GIVEN PASSAGE:
Saturday, May 29, 2021

Traveling Death

 

Traveling Death

            I told him, “I feel dead.” But, that wasn’t true, it was just small talk. I don’t feel dead, and I am not sure you can feel dead. Numb: yes, I have been there. Detached, removed: that too, and too often. Not dead. Not like I want to be dead either. That would be easy enough to make good on.

            It is like everything around me is dead; that was the feeling. I felt like everything was dead. That, however, is the biggest lie of them all. At this point, even the dead are not dead. It is the lie they got us all to start believing. Or, it wasn’t that everything was dead, it was that everything was dying. Or, that it was broken and on its way to death. Those, though, were just on ramps to the ‘everything is dying’ lie.

            As I sit here, waiting to get on the airplane, I am not dead. Nothing around me is dead: not even the leather of my shoes is dead; not the jet fuel being pumped into the planes outside. The cow isn’t dead; the dinosaurs are not dead; the people who died in the last months since I was last on a plane—or planning to get on a plane—are not dead. None of these are dead. They are all still acting in our lives. All of these things, and more, are thrown in front of us constantly: or thrown at us when we don’t heed the fear they are supposed to inspire. Constantly as dead, but that in itself keeps them alive. In a perverse way as well: still alive. We are beaten into thinking of them as dead. It helps makes us feel as if we are dead as well, or that we are on the verge of dying. We are at least broken, and because of that dying, in this dead and dying world.

GIVEN RECORDS:
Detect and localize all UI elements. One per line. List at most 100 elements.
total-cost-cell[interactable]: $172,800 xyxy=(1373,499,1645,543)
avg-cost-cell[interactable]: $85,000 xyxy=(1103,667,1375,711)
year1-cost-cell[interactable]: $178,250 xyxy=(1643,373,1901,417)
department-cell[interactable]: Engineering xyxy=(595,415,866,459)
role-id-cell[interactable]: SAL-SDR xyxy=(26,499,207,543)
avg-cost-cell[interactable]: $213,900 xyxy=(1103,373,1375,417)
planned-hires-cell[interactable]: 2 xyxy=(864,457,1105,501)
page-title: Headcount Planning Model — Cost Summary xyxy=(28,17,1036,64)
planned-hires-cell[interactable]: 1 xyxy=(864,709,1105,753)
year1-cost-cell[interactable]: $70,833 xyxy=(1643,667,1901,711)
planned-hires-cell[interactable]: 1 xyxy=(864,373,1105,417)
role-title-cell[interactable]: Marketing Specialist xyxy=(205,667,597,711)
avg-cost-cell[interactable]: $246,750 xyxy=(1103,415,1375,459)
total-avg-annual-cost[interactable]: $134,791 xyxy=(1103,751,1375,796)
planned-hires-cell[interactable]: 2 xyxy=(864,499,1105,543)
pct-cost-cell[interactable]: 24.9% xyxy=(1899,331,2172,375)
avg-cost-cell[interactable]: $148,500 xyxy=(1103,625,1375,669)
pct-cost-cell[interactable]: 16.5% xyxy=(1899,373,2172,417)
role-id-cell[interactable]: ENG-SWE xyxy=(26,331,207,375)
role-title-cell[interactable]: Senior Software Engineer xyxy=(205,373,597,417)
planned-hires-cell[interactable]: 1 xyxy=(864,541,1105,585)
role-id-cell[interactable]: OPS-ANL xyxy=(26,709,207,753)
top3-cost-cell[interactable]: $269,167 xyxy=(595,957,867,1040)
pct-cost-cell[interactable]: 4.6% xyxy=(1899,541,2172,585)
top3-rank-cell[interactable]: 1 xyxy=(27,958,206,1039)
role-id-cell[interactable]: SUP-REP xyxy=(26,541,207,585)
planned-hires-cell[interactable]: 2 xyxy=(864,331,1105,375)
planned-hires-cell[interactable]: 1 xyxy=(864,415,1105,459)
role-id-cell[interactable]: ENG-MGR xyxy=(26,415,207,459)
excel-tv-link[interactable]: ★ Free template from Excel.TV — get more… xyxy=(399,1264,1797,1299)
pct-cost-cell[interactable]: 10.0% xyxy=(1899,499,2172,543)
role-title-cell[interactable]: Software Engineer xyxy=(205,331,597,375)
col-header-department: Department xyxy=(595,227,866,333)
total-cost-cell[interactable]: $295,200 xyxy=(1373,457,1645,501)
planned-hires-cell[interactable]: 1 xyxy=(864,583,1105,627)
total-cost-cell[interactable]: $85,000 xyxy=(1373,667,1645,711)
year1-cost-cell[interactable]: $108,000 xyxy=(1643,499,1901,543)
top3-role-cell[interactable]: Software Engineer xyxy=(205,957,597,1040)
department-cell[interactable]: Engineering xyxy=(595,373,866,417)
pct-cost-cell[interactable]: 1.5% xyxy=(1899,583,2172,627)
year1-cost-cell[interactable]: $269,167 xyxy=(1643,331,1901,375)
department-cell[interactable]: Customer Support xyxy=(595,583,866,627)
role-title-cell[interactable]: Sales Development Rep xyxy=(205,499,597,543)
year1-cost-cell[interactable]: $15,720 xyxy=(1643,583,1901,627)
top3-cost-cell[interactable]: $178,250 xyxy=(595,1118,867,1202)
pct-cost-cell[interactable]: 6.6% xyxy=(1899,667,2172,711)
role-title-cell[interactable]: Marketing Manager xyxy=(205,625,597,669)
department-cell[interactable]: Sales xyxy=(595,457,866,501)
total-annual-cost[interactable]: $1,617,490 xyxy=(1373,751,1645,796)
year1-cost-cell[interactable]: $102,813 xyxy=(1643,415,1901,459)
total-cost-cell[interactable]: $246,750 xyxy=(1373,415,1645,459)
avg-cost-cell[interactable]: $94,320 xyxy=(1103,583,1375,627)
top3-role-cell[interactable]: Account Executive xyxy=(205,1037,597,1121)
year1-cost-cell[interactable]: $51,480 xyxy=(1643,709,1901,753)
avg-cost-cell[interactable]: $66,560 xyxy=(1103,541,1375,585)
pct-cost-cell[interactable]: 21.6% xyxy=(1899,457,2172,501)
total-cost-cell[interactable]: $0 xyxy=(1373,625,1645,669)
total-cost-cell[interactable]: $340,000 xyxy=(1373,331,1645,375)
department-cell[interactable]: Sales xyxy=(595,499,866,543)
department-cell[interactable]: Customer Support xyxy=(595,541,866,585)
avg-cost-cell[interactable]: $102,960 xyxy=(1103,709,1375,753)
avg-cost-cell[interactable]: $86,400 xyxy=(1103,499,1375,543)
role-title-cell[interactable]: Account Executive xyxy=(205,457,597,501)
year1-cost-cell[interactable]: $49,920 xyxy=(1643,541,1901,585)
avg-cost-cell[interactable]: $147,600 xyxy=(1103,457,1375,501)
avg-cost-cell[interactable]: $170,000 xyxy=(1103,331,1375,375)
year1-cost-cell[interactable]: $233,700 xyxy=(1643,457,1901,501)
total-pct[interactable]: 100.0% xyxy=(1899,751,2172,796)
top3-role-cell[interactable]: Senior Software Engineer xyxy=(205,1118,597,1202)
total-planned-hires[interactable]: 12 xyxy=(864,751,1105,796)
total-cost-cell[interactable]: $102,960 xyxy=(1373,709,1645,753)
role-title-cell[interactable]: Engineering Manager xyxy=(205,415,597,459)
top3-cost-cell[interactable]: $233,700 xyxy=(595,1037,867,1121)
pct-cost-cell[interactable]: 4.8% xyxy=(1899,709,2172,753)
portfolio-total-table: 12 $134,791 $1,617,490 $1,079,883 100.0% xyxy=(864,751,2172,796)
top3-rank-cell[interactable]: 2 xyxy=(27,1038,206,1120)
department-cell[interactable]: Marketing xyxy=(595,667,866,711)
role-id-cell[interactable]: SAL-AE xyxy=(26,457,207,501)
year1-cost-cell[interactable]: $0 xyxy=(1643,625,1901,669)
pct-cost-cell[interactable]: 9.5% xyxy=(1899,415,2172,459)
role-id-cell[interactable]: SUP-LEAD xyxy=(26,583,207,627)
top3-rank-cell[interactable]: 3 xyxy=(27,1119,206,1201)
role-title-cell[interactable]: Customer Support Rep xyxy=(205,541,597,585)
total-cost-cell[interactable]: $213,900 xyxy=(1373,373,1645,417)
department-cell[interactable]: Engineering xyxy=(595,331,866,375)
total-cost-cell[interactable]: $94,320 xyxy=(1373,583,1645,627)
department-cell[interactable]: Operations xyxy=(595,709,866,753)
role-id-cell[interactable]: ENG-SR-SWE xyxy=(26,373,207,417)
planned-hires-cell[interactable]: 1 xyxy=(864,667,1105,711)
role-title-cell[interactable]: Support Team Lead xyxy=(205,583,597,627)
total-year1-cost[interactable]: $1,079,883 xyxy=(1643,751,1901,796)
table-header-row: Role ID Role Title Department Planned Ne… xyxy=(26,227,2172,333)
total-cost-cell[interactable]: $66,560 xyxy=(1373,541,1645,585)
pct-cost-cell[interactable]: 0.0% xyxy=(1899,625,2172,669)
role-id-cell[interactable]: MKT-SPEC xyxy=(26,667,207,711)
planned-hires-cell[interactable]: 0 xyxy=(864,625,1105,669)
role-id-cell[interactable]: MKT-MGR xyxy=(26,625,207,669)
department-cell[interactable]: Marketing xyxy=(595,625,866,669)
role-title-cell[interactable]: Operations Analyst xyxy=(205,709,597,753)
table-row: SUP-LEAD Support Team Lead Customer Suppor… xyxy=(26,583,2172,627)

WRITTEN INSTRUCTION:
Pick up the "Traveling Death" essay after its last sentence and carry it further in the same first-person voice.

TASK OUTPUT:
            We are numb. Overloaded with death, with fear of death. We are tricked into identifying with the dead. If we are not numb, we are filled with anxiety. A near constant panic, a paranoia, grips us. We are shown that it is all not OK. We are shown that we need to fear. That it is not OK and we need to fear the absence of OK because it is akin to death. Because so much is dead, or dying, we could be dying too and not even know it. We could kill others out of our ignorance and carelessness. Our unawareness of our own situation; our own dying. If it isn’t fear and panic (if we deny the deadness and dying all around us), it is anxiety manifested as detachment. (And detachment can become that worst sin of carelessness.) We are not dead, but we are detached from everything, and so it feels dead to us. Even if it is chaos and panic, it feels dead. And, if we accept that it is all dead, then we must be dead too. Or we should want to be dead. Empathy. It is the highest of the virtues.

            Yet, we cannot want to be dead. Not consciously. We cannot admit that. And we cannot allow for others to die. When they die, we do too because it could have been us instead. No reason, logic or tracing. Everything is dead or dying, that we must accept. But we cannot accept death; we must defy it. We must defy ourselves to defy death, even the chance of it. Why? How? To not die, not ever. To defy death even though it scares us to death to do so. Or so it should.

            Of course, none of the people around me here at the gate are dead. And we are not dying. We have all been tested. Still, in the back of our minds it is kept alive that like that cat in the box: we could be both alive and dead.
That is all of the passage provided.